-- begin Input records --
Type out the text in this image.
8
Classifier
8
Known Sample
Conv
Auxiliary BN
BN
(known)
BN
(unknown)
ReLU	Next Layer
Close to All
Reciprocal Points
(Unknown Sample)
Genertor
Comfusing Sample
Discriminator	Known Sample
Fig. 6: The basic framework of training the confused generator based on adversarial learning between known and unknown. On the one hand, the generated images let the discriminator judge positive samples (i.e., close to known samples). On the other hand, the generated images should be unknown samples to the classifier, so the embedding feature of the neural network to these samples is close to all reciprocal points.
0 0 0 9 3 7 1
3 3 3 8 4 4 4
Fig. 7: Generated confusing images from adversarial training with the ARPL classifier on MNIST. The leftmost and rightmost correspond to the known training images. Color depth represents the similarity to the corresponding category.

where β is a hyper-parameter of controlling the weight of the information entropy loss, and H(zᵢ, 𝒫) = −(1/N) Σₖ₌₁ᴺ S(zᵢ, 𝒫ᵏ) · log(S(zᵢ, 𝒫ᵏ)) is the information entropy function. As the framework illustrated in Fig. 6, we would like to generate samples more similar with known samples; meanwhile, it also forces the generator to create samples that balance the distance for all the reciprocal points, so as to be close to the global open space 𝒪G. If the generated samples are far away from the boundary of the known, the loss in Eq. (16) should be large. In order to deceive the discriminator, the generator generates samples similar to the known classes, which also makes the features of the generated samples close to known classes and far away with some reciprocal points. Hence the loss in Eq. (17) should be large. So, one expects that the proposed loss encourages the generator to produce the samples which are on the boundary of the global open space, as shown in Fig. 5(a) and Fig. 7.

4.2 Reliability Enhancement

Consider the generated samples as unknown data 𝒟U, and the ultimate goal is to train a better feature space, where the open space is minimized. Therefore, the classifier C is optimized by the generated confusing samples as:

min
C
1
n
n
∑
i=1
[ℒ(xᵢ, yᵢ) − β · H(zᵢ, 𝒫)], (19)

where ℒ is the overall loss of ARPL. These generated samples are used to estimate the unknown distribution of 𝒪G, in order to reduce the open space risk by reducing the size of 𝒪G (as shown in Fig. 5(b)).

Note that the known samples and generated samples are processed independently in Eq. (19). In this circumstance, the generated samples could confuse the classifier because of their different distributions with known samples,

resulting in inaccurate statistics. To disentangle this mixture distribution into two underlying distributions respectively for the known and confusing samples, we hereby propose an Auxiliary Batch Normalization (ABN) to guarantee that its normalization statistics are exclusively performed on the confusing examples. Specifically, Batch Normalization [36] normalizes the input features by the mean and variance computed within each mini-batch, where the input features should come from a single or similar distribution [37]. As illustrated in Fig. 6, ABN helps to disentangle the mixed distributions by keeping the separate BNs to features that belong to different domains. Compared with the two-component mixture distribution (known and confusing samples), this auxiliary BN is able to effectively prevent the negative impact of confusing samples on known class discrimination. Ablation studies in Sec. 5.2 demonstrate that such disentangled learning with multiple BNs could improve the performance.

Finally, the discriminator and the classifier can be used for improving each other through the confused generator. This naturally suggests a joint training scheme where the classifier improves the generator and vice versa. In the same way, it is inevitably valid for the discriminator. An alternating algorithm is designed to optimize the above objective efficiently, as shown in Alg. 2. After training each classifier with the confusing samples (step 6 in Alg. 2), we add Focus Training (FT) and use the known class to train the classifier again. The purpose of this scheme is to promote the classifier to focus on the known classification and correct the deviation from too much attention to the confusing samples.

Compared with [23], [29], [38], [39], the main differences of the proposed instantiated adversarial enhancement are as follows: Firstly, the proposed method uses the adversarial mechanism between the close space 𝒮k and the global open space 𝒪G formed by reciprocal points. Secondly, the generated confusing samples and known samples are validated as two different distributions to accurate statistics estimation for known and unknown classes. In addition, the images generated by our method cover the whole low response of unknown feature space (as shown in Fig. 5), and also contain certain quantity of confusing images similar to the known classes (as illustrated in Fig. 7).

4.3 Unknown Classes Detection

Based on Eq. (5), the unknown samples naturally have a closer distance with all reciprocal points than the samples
-- end Input records --
*Stated exercise*
Extract the complete set of records unchanged.

*Solution to this exercise*
Type out the text in this image.
8
Classifier
8
Known Sample
Conv
Auxiliary BN
BN
(known)
BN
(unknown)
ReLU	Next Layer
Close to All
Reciprocal Points
(Unknown Sample)
Genertor
Comfusing Sample
Discriminator	Known Sample
Fig. 6: The basic framework of training the confused generator based on adversarial learning between known and unknown. On the one hand, the generated images let the discriminator judge positive samples (i.e., close to known samples). On the other hand, the generated images should be unknown samples to the classifier, so the embedding feature of the neural network to these samples is close to all reciprocal points.
0 0 0 9 3 7 1
3 3 3 8 4 4 4
Fig. 7: Generated confusing images from adversarial training with the ARPL classifier on MNIST. The leftmost and rightmost correspond to the known training images. Color depth represents the similarity to the corresponding category.

where β is a hyper-parameter of controlling the weight of the information entropy loss, and H(zᵢ, 𝒫) = −(1/N) Σₖ₌₁ᴺ S(zᵢ, 𝒫ᵏ) · log(S(zᵢ, 𝒫ᵏ)) is the information entropy function. As the framework illustrated in Fig. 6, we would like to generate samples more similar with known samples; meanwhile, it also forces the generator to create samples that balance the distance for all the reciprocal points, so as to be close to the global open space 𝒪G. If the generated samples are far away from the boundary of the known, the loss in Eq. (16) should be large. In order to deceive the discriminator, the generator generates samples similar to the known classes, which also makes the features of the generated samples close to known classes and far away with some reciprocal points. Hence the loss in Eq. (17) should be large. So, one expects that the proposed loss encourages the generator to produce the samples which are on the boundary of the global open space, as shown in Fig. 5(a) and Fig. 7.

4.2 Reliability Enhancement

Consider the generated samples as unknown data 𝒟U, and the ultimate goal is to train a better feature space, where the open space is minimized. Therefore, the classifier C is optimized by the generated confusing samples as:

min
C
1
n
n
∑
i=1
[ℒ(xᵢ, yᵢ) − β · H(zᵢ, 𝒫)], (19)

where ℒ is the overall loss of ARPL. These generated samples are used to estimate the unknown distribution of 𝒪G, in order to reduce the open space risk by reducing the size of 𝒪G (as shown in Fig. 5(b)).

Note that the known samples and generated samples are processed independently in Eq. (19). In this circumstance, the generated samples could confuse the classifier because of their different distributions with known samples,

resulting in inaccurate statistics. To disentangle this mixture distribution into two underlying distributions respectively for the known and confusing samples, we hereby propose an Auxiliary Batch Normalization (ABN) to guarantee that its normalization statistics are exclusively performed on the confusing examples. Specifically, Batch Normalization [36] normalizes the input features by the mean and variance computed within each mini-batch, where the input features should come from a single or similar distribution [37]. As illustrated in Fig. 6, ABN helps to disentangle the mixed distributions by keeping the separate BNs to features that belong to different domains. Compared with the two-component mixture distribution (known and confusing samples), this auxiliary BN is able to effectively prevent the negative impact of confusing samples on known class discrimination. Ablation studies in Sec. 5.2 demonstrate that such disentangled learning with multiple BNs could improve the performance.

Finally, the discriminator and the classifier can be used for improving each other through the confused generator. This naturally suggests a joint training scheme where the classifier improves the generator and vice versa. In the same way, it is inevitably valid for the discriminator. An alternating algorithm is designed to optimize the above objective efficiently, as shown in Alg. 2. After training each classifier with the confusing samples (step 6 in Alg. 2), we add Focus Training (FT) and use the known class to train the classifier again. The purpose of this scheme is to promote the classifier to focus on the known classification and correct the deviation from too much attention to the confusing samples.

Compared with [23], [29], [38], [39], the main differences of the proposed instantiated adversarial enhancement are as follows: Firstly, the proposed method uses the adversarial mechanism between the close space 𝒮k and the global open space 𝒪G formed by reciprocal points. Secondly, the generated confusing samples and known samples are validated as two different distributions to accurate statistics estimation for known and unknown classes. In addition, the images generated by our method cover the whole low response of unknown feature space (as shown in Fig. 5), and also contain certain quantity of confusing images similar to the known classes (as illustrated in Fig. 7).

4.3 Unknown Classes Detection

Based on Eq. (5), the unknown samples naturally have a closer distance with all reciprocal points than the samples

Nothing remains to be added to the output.